Task prompt
Return every record below exactly as written, but leave out the pictures.

Data for processing
══════════════════════════════
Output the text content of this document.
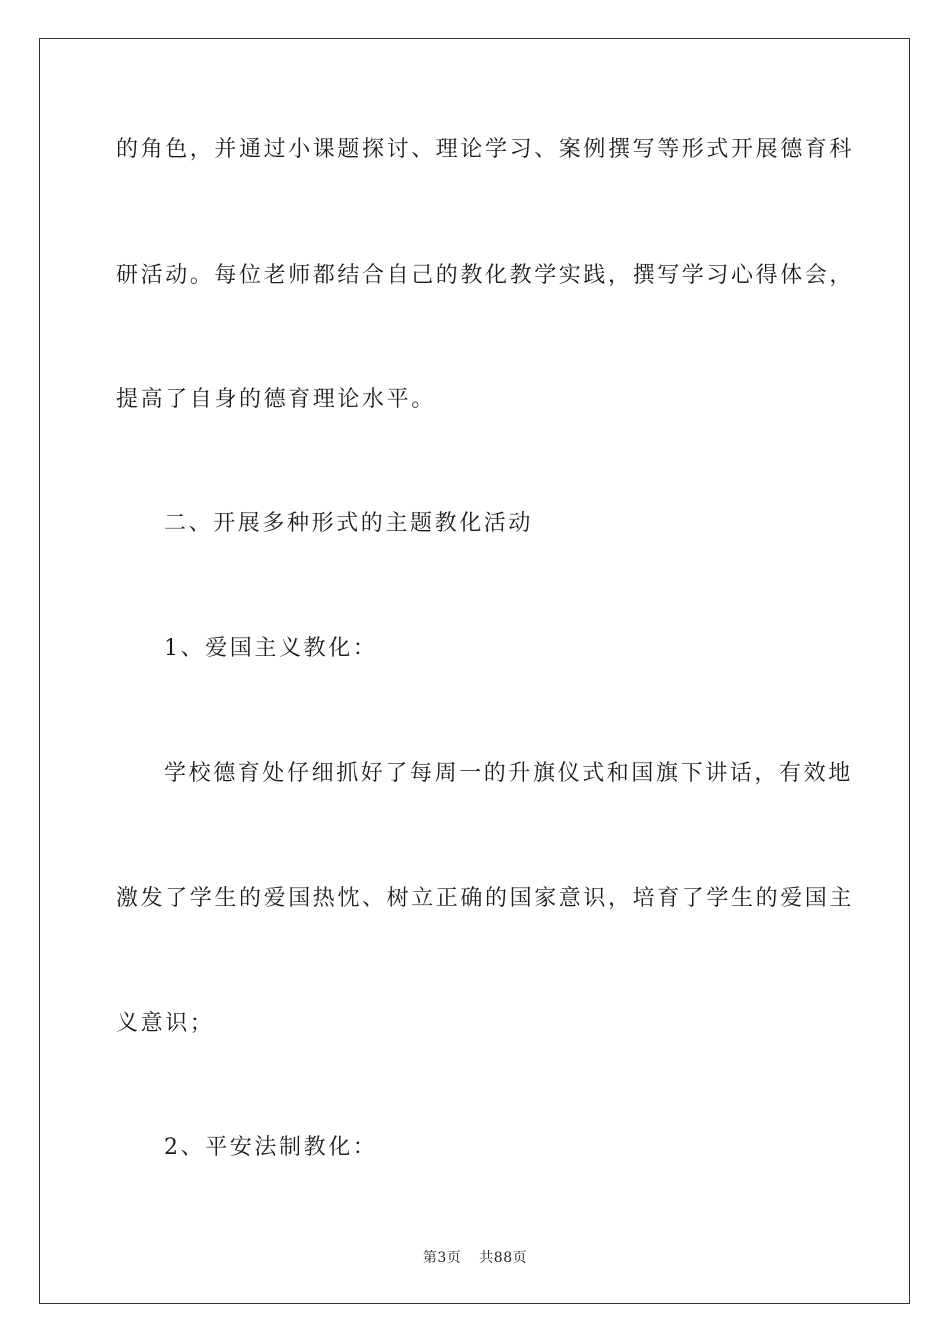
的角色，并通过小课题探讨、理论学习、案例撰写等形式开展德育科
研活动。每位老师都结合自己的教化教学实践，撰写学习心得体会，
提高了自身的德育理论水平。
二、开展多种形式的主题教化活动
1、爱国主义教化：
学校德育处仔细抓好了每周一的升旗仪式和国旗下讲话，有效地
激发了学生的爱国热忱、树立正确的国家意识，培育了学生的爱国主
义意识；
2、平安法制教化：
第3页 共88页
══════════════════════════════
Right answer
Output the text content of this document.
的角色，并通过小课题探讨、理论学习、案例撰写等形式开展德育科
研活动。每位老师都结合自己的教化教学实践，撰写学习心得体会，
提高了自身的德育理论水平。
二、开展多种形式的主题教化活动
1、爱国主义教化：
学校德育处仔细抓好了每周一的升旗仪式和国旗下讲话，有效地
激发了学生的爱国热忱、树立正确的国家意识，培育了学生的爱国主
义意识；
2、平安法制教化：
第3页 共88页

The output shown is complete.